* Records provided
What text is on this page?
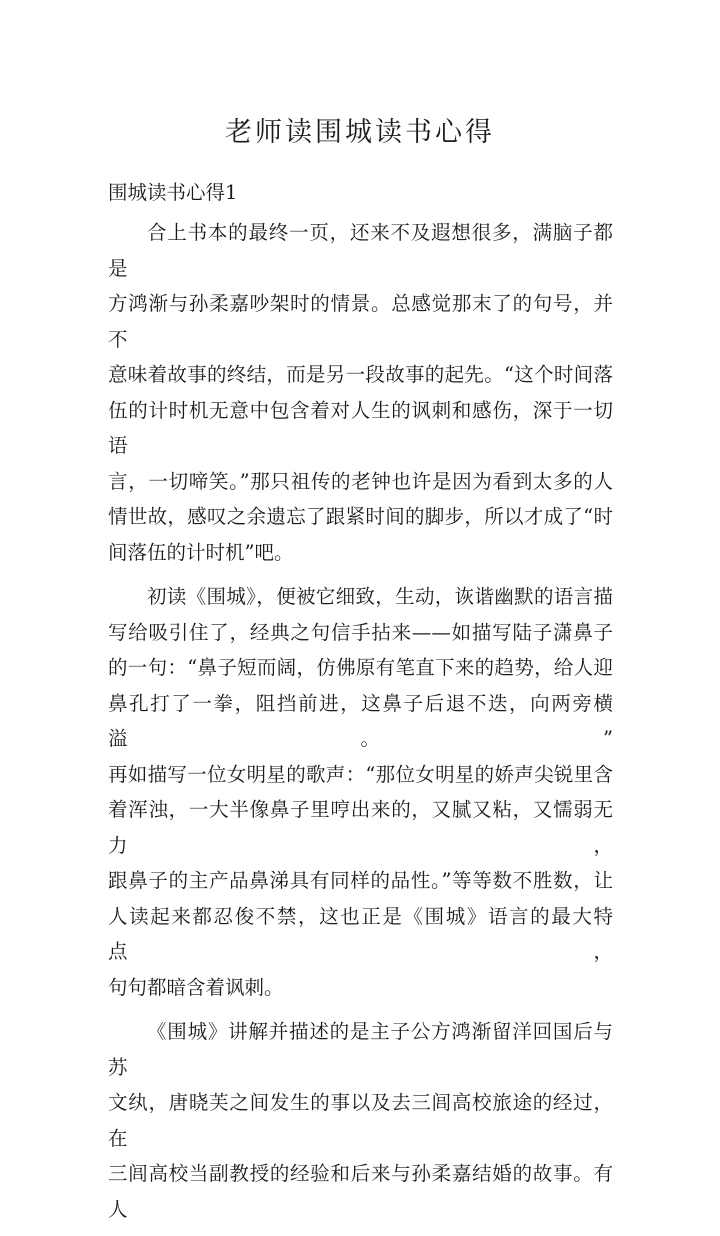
老师读围城读书心得
围城读书心得1

合上书本的最终一页，还来不及遐想很多，满脑子都是
方鸿渐与孙柔嘉吵架时的情景。总感觉那末了的句号，并不
意味着故事的终结，而是另一段故事的起先。“这个时间落
伍的计时机无意中包含着对人生的讽刺和感伤，深于一切语
言，一切啼笑。”那只祖传的老钟也许是因为看到太多的人
情世故，感叹之余遗忘了跟紧时间的脚步，所以才成了“时
间落伍的计时机”吧。

初读《围城》，便被它细致，生动，诙谐幽默的语言描
写给吸引住了，经典之句信手拈来——如描写陆子潇鼻子
的一句：“鼻子短而阔，仿佛原有笔直下来的趋势，给人迎
鼻孔打了一拳，阻挡前进，这鼻子后退不迭，向两旁横溢。”
再如描写一位女明星的歌声：“那位女明星的娇声尖锐里含
着浑浊，一大半像鼻子里哼出来的，又腻又粘，又懦弱无力，
跟鼻子的主产品鼻涕具有同样的品性。”等等数不胜数，让
人读起来都忍俊不禁，这也正是《围城》语言的最大特点，
句句都暗含着讽刺。

《围城》讲解并描述的是主子公方鸿渐留洋回国后与苏
文纨，唐晓芙之间发生的事以及去三闾高校旅途的经过，在
三闾高校当副教授的经验和后来与孙柔嘉结婚的故事。有人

* Given request
Copy all the lines of data exactly as they appear, dropping any images.

* Task solution
What text is on this page?
老师读围城读书心得
围城读书心得1

合上书本的最终一页，还来不及遐想很多，满脑子都是
方鸿渐与孙柔嘉吵架时的情景。总感觉那末了的句号，并不
意味着故事的终结，而是另一段故事的起先。“这个时间落
伍的计时机无意中包含着对人生的讽刺和感伤，深于一切语
言，一切啼笑。”那只祖传的老钟也许是因为看到太多的人
情世故，感叹之余遗忘了跟紧时间的脚步，所以才成了“时
间落伍的计时机”吧。

初读《围城》，便被它细致，生动，诙谐幽默的语言描
写给吸引住了，经典之句信手拈来——如描写陆子潇鼻子
的一句：“鼻子短而阔，仿佛原有笔直下来的趋势，给人迎
鼻孔打了一拳，阻挡前进，这鼻子后退不迭，向两旁横溢。”
再如描写一位女明星的歌声：“那位女明星的娇声尖锐里含
着浑浊，一大半像鼻子里哼出来的，又腻又粘，又懦弱无力，
跟鼻子的主产品鼻涕具有同样的品性。”等等数不胜数，让
人读起来都忍俊不禁，这也正是《围城》语言的最大特点，
句句都暗含着讽刺。

《围城》讲解并描述的是主子公方鸿渐留洋回国后与苏
文纨，唐晓芙之间发生的事以及去三闾高校旅途的经过，在
三闾高校当副教授的经验和后来与孙柔嘉结婚的故事。有人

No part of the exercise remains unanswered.